▶ _Excerpt_
━━━━

It turned into a long list, from the personal (“I’m so happy and grateful now that I weigh between 170 and 175 pounds”) to the political (“now that the Interfaith Walk for Climate Rescue is a huge success”) to the mystical (“now that I am one with God”). I review it at least once a day.

And I have to tell you, I feel better. My step is a little lighter, my gaze a little higher. I’m dwelling more in peace, joy, and possibility than in violence, pain, and negativity. I have no more time, but less anxiety. As an advocate, I take care to lay out a positive vision of where we’re going, not just a litany of the daunting challenges we face. I don’t know if people around the world are caring any more for the earth and each other, but I’m more likely to notice when they do. And the Interfaith Walk, which brought public attention to the dangers of climate change back in March, was a huge success.

For weeks, I maintained my target weight of 170 to 175 pounds. Then came Easter and my wife Julie’s birthday, and I gained weight. I don’t think it was “fat thoughts”—I think it was the calories.

As my chiropractor was attempting a difficult adjustment, I thought, “I’m so happy and grateful now that my body is healthy and strong.” As it happened, he made the adjustment just as I was thinking the word “healthy.” “Wow!” he said. “That was easy.”

Of course, the mind-body connection is no secret, let alone The Secret. It’s a long stretch from visualizing health to manifesting checks in the mail, from the Heisenberg uncertainty principle to creating our own reality.

The science of The Secret is vague, undocumented, sometimes just silly. “You are an energy magnet,” Byrne declares, “so you electrically energize everything to you and electrically energize yourself to everything you want.”

━━━━

▶ _Goal of the exercise_
Continue the passage on living by The Secret, starting after its last sentence.

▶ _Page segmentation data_
━━━━

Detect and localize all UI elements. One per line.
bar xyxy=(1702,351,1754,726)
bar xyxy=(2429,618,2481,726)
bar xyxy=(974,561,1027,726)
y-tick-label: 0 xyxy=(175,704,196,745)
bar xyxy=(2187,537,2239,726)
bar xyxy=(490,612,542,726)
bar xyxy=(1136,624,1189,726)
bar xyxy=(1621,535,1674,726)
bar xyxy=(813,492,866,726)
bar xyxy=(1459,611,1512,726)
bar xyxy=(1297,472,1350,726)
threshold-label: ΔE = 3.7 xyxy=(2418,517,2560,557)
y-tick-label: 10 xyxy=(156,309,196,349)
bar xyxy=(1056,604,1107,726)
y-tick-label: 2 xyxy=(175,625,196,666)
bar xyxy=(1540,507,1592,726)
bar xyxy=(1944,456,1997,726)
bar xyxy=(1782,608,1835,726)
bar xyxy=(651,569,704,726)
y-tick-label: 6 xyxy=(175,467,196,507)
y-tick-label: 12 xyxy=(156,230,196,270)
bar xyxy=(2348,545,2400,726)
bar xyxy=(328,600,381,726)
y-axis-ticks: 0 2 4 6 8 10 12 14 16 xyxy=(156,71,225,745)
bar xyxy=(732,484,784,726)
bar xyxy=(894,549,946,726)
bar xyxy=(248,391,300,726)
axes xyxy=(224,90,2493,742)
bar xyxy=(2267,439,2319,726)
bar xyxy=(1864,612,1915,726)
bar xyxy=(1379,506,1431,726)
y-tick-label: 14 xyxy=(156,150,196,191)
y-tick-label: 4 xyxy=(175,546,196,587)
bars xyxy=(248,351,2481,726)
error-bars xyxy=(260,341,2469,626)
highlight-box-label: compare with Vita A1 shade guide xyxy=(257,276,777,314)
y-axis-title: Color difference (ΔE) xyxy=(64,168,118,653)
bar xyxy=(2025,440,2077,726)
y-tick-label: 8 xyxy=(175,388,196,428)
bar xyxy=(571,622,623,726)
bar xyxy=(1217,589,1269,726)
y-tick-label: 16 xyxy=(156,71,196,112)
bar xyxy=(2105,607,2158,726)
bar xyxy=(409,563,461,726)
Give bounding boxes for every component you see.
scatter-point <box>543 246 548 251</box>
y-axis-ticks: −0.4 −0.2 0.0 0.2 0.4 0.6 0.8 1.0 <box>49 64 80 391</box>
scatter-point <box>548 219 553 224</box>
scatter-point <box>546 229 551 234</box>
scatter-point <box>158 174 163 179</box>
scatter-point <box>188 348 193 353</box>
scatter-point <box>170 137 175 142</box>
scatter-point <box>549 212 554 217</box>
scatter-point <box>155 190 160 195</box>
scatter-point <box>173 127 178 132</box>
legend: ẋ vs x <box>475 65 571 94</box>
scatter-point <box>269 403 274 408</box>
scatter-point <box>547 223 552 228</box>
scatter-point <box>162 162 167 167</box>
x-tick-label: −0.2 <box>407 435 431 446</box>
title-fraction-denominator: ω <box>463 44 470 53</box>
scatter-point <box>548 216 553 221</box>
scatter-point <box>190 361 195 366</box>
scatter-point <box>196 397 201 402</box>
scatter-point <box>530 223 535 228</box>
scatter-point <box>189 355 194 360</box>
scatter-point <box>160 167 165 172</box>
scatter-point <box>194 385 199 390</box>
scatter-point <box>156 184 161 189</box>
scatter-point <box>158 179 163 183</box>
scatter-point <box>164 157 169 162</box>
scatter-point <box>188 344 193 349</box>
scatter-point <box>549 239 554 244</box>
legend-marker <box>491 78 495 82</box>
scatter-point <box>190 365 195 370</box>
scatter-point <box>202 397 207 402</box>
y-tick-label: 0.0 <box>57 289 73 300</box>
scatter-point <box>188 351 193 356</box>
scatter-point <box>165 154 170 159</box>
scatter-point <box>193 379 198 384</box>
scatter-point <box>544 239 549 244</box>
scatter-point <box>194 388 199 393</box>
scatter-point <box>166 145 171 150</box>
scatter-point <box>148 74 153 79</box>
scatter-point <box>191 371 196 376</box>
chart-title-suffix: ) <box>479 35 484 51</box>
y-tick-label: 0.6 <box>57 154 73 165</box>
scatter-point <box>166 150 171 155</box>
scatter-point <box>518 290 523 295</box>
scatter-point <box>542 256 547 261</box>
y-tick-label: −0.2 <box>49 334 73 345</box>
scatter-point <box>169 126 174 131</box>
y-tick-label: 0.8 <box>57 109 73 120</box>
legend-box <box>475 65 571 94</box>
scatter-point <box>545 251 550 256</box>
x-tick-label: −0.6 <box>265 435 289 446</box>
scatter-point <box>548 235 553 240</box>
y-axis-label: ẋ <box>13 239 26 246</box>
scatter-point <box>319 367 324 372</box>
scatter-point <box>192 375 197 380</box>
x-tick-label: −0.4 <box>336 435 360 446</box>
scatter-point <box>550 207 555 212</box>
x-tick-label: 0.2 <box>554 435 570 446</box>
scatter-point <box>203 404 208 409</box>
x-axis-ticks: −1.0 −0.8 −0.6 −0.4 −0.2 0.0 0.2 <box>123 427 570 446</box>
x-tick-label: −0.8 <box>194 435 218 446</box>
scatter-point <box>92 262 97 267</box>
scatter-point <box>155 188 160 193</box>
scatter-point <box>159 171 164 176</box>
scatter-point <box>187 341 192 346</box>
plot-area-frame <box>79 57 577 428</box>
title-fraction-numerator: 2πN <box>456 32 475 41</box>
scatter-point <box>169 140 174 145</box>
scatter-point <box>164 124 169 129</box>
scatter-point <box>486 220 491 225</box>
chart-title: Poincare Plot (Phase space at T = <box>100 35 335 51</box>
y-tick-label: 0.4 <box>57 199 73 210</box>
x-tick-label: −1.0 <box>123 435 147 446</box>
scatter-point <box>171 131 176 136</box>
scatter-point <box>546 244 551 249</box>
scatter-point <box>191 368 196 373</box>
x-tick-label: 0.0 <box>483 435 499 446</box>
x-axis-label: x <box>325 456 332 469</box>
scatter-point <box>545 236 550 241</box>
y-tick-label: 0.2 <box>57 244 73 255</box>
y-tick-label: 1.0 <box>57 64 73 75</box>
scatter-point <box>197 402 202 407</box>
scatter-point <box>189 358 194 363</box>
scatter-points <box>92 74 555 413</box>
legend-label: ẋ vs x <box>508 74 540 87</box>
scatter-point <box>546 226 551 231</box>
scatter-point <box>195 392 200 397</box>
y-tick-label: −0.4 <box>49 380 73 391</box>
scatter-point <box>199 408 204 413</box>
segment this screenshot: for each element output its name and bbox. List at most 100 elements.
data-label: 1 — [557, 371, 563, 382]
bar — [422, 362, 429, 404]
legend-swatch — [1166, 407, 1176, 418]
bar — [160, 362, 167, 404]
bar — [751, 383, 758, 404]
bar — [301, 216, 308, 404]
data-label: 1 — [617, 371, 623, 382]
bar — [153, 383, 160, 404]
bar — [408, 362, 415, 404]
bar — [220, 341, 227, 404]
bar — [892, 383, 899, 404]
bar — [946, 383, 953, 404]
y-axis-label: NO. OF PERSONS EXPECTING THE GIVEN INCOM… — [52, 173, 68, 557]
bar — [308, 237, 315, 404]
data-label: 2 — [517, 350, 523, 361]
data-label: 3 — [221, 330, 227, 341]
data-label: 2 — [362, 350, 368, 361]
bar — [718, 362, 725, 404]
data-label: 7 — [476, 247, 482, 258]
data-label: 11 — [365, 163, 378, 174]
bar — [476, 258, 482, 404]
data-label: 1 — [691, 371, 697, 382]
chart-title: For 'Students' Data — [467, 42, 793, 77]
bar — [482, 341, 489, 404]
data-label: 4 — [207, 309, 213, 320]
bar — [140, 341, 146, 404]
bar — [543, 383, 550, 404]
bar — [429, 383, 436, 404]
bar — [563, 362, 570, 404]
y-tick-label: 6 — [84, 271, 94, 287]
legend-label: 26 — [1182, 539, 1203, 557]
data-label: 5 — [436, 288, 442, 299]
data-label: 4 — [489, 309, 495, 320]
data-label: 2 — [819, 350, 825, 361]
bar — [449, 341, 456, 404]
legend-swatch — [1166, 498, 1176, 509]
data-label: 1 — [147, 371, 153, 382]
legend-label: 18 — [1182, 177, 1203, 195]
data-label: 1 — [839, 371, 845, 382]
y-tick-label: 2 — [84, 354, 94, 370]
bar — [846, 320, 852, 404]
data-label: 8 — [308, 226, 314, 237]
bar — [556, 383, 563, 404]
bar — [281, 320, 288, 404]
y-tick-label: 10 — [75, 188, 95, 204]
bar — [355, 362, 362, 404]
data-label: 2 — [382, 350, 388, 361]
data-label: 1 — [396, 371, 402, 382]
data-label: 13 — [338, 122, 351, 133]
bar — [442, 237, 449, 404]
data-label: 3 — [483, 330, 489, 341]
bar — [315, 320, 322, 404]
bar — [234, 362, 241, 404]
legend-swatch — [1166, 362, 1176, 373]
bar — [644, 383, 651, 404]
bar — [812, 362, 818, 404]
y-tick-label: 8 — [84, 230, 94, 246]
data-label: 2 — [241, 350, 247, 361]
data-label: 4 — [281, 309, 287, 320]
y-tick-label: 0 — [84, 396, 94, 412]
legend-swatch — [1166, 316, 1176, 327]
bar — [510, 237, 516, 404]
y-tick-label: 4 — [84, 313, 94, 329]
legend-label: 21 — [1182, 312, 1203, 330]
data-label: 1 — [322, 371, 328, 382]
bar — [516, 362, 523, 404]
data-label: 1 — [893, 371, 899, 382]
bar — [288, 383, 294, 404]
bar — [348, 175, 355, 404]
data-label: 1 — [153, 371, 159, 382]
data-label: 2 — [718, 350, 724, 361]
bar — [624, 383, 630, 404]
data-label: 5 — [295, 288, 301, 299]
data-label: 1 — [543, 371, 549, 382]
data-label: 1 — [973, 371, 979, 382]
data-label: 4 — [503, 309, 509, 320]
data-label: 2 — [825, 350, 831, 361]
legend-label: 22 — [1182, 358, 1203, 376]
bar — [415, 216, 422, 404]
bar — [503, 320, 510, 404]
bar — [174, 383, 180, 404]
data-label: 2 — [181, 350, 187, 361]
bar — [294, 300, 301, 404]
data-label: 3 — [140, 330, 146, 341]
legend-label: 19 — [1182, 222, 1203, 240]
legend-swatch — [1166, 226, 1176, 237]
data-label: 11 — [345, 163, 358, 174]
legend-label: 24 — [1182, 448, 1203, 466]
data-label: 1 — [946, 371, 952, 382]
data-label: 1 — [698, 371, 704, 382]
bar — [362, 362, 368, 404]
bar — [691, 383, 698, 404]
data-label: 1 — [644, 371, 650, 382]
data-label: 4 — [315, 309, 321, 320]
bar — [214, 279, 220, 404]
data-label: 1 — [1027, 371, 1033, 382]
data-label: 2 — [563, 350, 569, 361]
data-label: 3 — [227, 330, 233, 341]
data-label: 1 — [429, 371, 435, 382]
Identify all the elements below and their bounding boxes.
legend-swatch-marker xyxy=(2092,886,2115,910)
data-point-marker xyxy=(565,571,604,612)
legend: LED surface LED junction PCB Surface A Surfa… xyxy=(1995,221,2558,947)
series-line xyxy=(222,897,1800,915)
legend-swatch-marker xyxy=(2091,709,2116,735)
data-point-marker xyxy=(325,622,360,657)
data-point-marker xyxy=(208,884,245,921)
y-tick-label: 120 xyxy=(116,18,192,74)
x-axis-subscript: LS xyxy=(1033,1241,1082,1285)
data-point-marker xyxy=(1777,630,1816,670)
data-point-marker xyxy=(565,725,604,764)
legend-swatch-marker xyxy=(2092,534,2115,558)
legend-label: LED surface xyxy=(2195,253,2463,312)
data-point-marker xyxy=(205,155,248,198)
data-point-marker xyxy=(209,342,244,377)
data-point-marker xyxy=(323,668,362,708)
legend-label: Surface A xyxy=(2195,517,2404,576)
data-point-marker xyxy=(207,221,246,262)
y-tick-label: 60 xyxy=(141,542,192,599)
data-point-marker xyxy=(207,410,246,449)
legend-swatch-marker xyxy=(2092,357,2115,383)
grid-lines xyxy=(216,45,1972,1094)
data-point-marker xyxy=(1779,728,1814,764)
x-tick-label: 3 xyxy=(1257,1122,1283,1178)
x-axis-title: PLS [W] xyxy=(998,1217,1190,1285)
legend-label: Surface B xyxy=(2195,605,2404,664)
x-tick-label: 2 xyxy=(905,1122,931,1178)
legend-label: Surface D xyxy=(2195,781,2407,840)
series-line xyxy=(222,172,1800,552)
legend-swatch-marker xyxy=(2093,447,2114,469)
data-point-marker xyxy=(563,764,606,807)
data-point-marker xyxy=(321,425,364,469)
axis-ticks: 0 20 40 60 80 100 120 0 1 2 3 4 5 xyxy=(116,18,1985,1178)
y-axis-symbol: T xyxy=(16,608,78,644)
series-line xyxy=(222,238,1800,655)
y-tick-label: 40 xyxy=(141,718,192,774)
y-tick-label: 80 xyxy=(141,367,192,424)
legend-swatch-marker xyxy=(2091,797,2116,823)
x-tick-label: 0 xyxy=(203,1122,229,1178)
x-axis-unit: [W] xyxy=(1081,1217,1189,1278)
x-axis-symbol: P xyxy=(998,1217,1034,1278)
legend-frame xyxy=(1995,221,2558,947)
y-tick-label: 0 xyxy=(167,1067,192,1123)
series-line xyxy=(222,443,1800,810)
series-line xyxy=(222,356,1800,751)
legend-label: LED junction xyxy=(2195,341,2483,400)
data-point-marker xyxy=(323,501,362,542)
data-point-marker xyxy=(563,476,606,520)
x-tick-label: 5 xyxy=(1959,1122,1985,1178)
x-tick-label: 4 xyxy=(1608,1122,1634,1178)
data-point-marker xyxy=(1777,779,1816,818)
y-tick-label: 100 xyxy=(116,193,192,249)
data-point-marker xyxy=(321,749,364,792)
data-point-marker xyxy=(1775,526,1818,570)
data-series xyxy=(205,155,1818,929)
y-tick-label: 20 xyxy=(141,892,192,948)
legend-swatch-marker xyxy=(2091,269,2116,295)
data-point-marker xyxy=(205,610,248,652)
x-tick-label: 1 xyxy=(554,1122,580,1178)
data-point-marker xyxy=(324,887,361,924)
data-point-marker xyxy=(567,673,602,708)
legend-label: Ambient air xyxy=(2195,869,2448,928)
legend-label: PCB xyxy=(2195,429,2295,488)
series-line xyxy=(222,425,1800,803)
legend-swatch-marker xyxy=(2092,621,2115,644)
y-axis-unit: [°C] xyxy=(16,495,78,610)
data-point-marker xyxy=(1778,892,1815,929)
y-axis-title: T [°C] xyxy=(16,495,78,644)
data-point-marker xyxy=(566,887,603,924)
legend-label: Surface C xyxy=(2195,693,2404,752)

━━━━

▶ _Exercise result_
Still, when James Ray calls a human being “an energy field, operating in a larger energy field,” that’s consistent with my reading of the new physics. When John Hagelin, (who is actually a physicist) says, “the Universe essentially emerges from thought and all of this matter around us is just precipitated thought,” he echoes astrophysicist James Jeans’s observation that “the universe begins to look more like a great thought than like a great machine.” When John Assaraf says, “Everything in the Universe is connected. It is just one energy field,” he’s restating the Seventh Principle of Unitarian Universalism. When Rhonda Byrne writes, “You are God in a physical body. You are Spirit in the flesh. You are Eternal Life expressing itself as You,” she is expressing the perennial philosophy.

The idea that matter springs from consciousness rather than vice versa goes back to the Hindu Vedas, the Buddhist Dhammapada, the Hebrew Book of Genesis, and Jesus’ Sermon on the Mount. Call it fatuous if you will, but you can’t call it flaky. And when physicists are not just speculating but postulating dark energy and multiple invisible dimensions, I’m not prepared to rule it out.


But as a Unitarian Universalist who married into the Emerson family, I have to defend the integrity of my wife’s distant cousin, Ralph Waldo.

The Secret quotes Emerson several times. For instance: “The secret is the answer to all that has been, all that is, and all that will ever be.” When I searched the complete works of Emerson online, however, I found nothing of the sort. When I queried the Ralph Waldo Emerson Institute, I was informed that none of the quotations The Secret attributes to Emerson is his.

Now, Rhonda Byrne is free to create her own reality. But putting words in the mouths of the dead—that ain’t right.

But there I go again—being critical and negative! Old habits . . .

The truth is I am happy and grateful I found The Secret. For all its flaws, it has made a positive difference in my life and I suspect in the lives of countless others.

“There is no greater power in the Universe than the power of love,” says The Secret. “The feeling of love is the highest frequency you can emit. If you could wrap every thought in love, if you could love everything and everyone, your life would be transformed.” That’s a view I wholeheartedly endorse.


Adapted from a sermon preached at the First Church Unitarian in Littleton, Massachusetts, May 13, 2007.